[A run of records]
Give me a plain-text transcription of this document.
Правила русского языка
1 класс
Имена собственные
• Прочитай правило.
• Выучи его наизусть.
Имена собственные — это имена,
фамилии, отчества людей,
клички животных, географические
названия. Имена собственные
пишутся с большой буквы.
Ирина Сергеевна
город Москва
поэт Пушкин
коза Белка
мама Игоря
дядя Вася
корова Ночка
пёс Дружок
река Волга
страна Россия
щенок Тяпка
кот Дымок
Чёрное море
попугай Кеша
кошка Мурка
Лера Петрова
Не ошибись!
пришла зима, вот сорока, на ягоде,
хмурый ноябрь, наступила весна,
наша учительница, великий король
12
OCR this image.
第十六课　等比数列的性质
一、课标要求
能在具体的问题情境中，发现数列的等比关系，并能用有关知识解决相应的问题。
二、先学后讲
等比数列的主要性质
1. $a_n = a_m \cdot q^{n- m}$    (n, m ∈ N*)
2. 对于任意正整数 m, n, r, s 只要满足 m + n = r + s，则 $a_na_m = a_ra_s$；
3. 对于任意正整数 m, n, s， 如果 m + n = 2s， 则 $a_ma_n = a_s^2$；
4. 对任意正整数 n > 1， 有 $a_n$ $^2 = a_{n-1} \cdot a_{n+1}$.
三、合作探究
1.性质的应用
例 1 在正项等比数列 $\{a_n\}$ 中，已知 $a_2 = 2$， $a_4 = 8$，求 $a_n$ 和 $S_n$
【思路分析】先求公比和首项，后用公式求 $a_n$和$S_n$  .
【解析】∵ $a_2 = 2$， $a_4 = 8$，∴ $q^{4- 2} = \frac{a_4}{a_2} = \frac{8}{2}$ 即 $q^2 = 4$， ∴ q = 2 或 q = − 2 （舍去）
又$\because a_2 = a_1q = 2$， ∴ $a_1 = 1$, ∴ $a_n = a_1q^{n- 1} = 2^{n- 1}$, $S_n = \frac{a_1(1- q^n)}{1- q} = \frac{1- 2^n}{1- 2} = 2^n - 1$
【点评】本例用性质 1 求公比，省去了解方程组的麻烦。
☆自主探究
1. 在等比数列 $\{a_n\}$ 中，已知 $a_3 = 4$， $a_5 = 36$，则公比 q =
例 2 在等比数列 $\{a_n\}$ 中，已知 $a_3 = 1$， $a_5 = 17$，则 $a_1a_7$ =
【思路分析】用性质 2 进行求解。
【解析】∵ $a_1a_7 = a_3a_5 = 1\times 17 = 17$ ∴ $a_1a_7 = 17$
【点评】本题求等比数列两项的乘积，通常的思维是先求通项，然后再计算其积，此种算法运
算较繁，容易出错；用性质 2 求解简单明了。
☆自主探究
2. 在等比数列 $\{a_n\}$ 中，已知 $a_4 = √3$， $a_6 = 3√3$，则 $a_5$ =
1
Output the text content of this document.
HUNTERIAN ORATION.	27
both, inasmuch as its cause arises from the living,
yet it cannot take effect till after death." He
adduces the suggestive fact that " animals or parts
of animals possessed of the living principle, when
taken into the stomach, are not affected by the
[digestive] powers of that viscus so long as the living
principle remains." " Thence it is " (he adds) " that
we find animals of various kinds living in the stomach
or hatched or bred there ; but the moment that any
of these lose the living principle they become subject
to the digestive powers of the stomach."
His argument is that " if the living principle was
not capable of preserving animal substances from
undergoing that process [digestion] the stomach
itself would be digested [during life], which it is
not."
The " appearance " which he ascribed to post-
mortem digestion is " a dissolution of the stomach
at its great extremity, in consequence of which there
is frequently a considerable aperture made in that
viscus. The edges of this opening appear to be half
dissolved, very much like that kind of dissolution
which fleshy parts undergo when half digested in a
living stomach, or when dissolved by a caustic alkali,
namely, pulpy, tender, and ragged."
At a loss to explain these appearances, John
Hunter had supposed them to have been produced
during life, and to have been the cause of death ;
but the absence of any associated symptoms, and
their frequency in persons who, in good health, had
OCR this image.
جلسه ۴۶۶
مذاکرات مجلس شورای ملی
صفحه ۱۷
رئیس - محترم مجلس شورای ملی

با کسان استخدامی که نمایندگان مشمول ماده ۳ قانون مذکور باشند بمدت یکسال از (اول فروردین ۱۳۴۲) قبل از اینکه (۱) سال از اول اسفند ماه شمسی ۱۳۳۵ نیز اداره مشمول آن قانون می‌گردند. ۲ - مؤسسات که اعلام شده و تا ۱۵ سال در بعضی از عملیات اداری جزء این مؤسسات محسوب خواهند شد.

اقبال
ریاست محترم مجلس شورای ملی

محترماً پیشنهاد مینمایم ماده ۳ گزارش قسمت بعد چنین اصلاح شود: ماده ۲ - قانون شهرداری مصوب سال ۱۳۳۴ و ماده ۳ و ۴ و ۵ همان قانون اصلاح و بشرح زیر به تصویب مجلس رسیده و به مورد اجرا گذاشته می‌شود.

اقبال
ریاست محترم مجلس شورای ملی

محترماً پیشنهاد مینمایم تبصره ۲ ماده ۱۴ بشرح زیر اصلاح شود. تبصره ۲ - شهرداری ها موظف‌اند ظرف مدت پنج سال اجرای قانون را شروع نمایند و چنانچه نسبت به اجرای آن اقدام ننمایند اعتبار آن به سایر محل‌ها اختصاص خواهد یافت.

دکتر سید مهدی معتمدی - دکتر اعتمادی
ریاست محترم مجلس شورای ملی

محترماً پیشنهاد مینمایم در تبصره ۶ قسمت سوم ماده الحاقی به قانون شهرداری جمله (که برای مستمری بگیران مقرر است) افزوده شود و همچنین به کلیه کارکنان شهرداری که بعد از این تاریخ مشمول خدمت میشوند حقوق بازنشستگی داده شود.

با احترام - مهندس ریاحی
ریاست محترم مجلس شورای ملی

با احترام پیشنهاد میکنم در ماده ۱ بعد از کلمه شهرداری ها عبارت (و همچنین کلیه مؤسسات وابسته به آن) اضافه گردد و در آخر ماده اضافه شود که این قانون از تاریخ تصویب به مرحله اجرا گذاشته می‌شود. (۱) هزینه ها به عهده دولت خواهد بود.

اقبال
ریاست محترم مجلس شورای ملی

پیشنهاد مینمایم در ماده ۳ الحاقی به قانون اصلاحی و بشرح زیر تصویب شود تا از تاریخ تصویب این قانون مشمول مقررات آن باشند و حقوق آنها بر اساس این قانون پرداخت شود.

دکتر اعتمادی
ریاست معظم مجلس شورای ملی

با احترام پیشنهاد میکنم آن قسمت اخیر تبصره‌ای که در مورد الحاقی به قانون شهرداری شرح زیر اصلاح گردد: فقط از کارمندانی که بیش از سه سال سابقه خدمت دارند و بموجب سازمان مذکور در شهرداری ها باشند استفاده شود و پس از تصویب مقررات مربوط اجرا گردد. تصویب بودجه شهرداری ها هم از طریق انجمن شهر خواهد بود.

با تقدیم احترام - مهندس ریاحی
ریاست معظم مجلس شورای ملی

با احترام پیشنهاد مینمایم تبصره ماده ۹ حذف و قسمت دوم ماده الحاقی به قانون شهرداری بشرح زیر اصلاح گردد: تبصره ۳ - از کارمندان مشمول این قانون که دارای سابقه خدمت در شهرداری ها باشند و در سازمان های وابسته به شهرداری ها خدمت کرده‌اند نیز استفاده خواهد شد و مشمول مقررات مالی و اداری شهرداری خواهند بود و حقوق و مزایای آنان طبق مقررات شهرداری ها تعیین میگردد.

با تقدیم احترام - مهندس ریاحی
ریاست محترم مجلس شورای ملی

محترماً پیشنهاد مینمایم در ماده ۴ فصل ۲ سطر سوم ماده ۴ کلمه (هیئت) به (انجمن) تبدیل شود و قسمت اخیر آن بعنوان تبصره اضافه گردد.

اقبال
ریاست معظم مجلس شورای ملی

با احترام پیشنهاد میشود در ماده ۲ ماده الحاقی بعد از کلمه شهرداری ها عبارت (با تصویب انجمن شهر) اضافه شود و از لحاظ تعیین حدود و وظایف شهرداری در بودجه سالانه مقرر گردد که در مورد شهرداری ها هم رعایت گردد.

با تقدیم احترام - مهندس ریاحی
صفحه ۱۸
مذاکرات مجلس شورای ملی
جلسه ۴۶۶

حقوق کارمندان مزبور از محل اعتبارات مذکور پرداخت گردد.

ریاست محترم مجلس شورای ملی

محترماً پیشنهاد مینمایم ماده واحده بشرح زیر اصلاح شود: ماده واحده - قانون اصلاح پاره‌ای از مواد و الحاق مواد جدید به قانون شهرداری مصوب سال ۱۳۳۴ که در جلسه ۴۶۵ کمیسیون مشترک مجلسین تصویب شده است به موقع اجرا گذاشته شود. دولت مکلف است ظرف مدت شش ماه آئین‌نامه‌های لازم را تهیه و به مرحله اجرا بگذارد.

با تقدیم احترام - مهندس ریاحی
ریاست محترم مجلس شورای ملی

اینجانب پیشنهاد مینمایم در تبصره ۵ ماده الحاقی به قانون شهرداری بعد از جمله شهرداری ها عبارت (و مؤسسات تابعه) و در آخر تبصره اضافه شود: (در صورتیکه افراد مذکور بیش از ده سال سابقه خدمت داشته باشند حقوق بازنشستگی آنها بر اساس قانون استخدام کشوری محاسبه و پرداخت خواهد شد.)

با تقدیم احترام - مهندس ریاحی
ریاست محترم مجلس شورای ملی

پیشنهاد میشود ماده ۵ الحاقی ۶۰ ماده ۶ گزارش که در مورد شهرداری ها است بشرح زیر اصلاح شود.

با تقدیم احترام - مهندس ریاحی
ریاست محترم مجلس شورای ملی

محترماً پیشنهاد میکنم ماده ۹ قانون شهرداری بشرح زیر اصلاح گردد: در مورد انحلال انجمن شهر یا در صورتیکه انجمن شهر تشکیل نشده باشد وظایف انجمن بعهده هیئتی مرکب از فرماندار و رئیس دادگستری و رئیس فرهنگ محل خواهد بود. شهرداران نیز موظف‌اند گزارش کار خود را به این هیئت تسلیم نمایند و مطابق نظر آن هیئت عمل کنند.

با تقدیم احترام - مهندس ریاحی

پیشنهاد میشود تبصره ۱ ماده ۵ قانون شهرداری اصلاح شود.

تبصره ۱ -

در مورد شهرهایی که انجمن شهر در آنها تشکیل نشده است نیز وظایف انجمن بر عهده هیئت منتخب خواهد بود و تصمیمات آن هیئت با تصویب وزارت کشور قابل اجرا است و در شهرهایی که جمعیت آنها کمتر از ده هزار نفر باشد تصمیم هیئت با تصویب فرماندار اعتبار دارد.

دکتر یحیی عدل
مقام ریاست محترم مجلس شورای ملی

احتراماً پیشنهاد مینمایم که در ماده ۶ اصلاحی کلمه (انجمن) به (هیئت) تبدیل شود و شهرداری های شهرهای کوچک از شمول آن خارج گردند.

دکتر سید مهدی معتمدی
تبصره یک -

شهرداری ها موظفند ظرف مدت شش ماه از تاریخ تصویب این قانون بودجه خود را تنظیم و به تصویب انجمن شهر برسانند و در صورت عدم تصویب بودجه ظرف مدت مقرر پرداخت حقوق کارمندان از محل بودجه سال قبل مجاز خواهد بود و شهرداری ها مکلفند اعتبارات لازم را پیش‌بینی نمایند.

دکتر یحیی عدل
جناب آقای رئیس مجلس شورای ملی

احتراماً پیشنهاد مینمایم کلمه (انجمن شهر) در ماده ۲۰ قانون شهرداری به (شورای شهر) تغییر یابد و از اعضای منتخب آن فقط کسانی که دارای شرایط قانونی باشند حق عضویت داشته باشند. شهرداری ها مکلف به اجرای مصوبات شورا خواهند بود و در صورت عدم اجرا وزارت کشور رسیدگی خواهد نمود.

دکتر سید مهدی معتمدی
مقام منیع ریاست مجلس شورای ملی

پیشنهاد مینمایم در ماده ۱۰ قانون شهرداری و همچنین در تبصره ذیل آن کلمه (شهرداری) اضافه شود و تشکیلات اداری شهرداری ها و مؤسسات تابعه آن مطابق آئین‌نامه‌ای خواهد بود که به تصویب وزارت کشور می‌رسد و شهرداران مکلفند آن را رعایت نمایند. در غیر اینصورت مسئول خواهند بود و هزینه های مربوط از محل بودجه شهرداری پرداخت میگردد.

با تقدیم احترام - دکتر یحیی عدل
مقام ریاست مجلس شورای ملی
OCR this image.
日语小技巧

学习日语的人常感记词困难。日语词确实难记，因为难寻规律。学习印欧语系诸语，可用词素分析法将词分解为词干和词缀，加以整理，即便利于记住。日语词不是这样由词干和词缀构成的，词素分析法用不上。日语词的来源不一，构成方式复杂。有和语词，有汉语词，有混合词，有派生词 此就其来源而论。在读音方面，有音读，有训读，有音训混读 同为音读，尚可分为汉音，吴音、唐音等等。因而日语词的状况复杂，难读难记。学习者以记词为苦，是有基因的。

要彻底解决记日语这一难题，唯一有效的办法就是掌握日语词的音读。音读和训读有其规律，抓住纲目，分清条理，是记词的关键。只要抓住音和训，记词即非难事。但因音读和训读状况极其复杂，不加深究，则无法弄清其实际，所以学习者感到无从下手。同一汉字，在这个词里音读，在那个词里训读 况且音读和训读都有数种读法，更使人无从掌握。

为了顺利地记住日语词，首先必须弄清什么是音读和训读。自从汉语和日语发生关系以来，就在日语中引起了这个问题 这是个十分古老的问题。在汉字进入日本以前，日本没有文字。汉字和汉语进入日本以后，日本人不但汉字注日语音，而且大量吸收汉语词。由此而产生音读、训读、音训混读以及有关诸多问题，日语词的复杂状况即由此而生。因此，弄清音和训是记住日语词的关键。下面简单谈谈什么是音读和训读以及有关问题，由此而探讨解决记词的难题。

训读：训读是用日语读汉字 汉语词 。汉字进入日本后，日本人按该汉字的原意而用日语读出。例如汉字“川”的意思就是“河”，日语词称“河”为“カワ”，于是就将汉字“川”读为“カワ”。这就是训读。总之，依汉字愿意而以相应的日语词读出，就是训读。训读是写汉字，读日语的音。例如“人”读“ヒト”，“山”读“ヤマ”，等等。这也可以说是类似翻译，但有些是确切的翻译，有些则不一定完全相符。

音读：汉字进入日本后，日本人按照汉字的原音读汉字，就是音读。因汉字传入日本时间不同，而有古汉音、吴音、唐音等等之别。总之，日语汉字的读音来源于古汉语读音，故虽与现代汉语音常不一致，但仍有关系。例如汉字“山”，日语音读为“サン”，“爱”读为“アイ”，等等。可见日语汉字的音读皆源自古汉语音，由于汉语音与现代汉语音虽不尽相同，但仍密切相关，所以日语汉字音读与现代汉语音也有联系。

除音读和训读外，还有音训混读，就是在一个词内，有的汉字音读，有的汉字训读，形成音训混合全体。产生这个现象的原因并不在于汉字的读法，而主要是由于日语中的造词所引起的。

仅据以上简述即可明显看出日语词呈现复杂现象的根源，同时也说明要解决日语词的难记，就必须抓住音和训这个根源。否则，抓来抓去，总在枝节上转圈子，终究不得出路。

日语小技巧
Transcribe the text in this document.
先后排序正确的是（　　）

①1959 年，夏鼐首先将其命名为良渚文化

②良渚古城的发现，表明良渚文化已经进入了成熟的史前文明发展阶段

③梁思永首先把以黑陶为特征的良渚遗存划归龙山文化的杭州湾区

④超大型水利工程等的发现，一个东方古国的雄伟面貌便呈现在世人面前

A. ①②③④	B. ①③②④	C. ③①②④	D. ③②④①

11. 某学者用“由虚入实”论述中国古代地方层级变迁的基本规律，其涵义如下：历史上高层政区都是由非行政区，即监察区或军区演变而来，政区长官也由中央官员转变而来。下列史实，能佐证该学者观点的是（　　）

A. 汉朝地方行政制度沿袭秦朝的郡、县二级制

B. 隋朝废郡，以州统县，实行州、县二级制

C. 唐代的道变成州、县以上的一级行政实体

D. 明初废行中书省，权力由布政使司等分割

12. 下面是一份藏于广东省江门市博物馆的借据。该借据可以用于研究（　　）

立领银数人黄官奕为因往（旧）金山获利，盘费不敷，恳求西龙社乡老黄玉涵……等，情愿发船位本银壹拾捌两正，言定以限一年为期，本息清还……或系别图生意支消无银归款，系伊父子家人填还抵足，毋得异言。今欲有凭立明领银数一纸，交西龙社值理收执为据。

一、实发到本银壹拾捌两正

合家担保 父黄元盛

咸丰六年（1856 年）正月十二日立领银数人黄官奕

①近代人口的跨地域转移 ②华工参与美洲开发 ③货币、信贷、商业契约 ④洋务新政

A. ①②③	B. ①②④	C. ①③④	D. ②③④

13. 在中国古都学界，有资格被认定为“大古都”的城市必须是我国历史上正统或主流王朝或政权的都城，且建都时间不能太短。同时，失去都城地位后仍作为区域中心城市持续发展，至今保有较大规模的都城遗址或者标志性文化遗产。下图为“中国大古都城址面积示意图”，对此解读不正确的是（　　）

■ Problem statement ■
Gather each line that holds "have".

■ Solved problem ■
Hunter had supposed them to have been produced
during life, and to have been the cause of death ;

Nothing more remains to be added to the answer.